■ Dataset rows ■
## Start

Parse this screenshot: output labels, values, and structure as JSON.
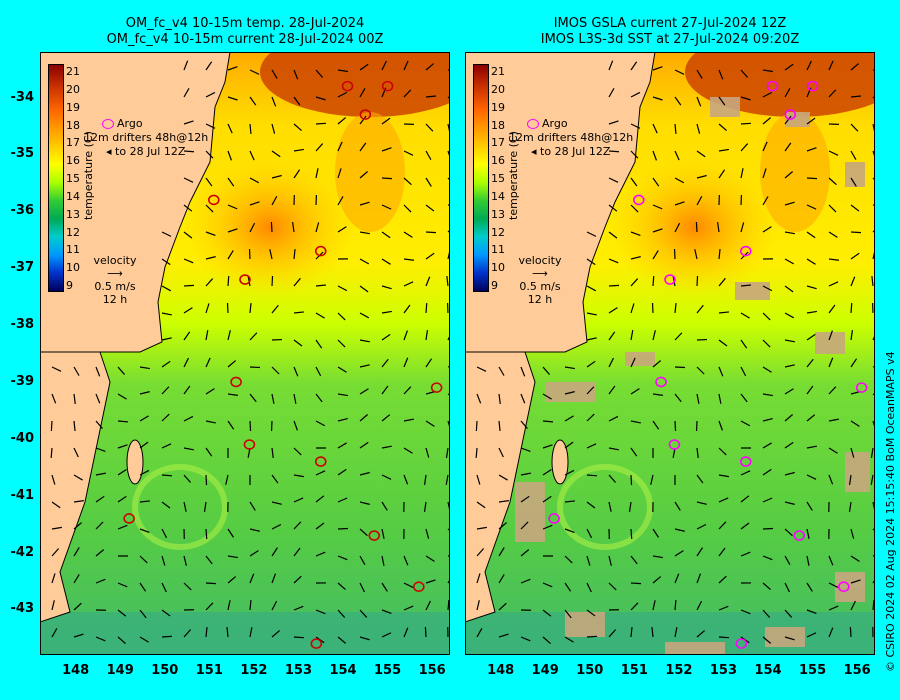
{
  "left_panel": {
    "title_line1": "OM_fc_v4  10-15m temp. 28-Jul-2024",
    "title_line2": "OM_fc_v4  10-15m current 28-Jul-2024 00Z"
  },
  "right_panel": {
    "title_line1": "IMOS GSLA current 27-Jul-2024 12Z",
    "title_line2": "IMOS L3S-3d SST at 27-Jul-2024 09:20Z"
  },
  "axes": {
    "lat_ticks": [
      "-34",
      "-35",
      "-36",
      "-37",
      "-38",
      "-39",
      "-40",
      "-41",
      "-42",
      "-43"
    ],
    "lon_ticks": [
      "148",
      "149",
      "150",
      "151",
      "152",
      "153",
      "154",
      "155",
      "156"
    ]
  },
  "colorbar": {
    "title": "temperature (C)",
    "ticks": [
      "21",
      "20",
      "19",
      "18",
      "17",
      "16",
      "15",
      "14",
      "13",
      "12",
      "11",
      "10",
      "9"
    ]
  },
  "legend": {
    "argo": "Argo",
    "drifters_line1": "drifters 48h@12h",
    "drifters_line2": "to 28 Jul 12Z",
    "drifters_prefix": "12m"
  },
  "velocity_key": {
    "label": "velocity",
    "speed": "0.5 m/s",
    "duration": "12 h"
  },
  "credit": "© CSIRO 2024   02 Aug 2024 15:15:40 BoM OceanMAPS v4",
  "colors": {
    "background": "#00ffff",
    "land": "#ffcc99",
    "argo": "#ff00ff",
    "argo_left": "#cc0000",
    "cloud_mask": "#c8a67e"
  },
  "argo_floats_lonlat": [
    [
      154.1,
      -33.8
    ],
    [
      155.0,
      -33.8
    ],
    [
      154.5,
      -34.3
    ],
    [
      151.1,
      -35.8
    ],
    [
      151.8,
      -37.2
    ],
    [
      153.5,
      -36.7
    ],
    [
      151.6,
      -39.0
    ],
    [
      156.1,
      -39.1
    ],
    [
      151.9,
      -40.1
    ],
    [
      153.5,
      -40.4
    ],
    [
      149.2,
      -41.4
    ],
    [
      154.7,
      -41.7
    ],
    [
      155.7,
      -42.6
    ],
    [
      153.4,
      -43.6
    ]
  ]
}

## End

■ AIM ■
Output a faithful copy of the data, with each picture left out.

■ SOLUTION BELOW ■
Parse this screenshot: output labels, values, and structure as JSON.
{
  "left_panel": {
    "title_line1": "OM_fc_v4  10-15m temp. 28-Jul-2024",
    "title_line2": "OM_fc_v4  10-15m current 28-Jul-2024 00Z"
  },
  "right_panel": {
    "title_line1": "IMOS GSLA current 27-Jul-2024 12Z",
    "title_line2": "IMOS L3S-3d SST at 27-Jul-2024 09:20Z"
  },
  "axes": {
    "lat_ticks": [
      "-34",
      "-35",
      "-36",
      "-37",
      "-38",
      "-39",
      "-40",
      "-41",
      "-42",
      "-43"
    ],
    "lon_ticks": [
      "148",
      "149",
      "150",
      "151",
      "152",
      "153",
      "154",
      "155",
      "156"
    ]
  },
  "colorbar": {
    "title": "temperature (C)",
    "ticks": [
      "21",
      "20",
      "19",
      "18",
      "17",
      "16",
      "15",
      "14",
      "13",
      "12",
      "11",
      "10",
      "9"
    ]
  },
  "legend": {
    "argo": "Argo",
    "drifters_line1": "drifters 48h@12h",
    "drifters_line2": "to 28 Jul 12Z",
    "drifters_prefix": "12m"
  },
  "velocity_key": {
    "label": "velocity",
    "speed": "0.5 m/s",
    "duration": "12 h"
  },
  "credit": "© CSIRO 2024   02 Aug 2024 15:15:40 BoM OceanMAPS v4",
  "colors": {
    "background": "#00ffff",
    "land": "#ffcc99",
    "argo": "#ff00ff",
    "argo_left": "#cc0000",
    "cloud_mask": "#c8a67e"
  },
  "argo_floats_lonlat": [
    [
      154.1,
      -33.8
    ],
    [
      155.0,
      -33.8
    ],
    [
      154.5,
      -34.3
    ],
    [
      151.1,
      -35.8
    ],
    [
      151.8,
      -37.2
    ],
    [
      153.5,
      -36.7
    ],
    [
      151.6,
      -39.0
    ],
    [
      156.1,
      -39.1
    ],
    [
      151.9,
      -40.1
    ],
    [
      153.5,
      -40.4
    ],
    [
      149.2,
      -41.4
    ],
    [
      154.7,
      -41.7
    ],
    [
      155.7,
      -42.6
    ],
    [
      153.4,
      -43.6
    ]
  ]
}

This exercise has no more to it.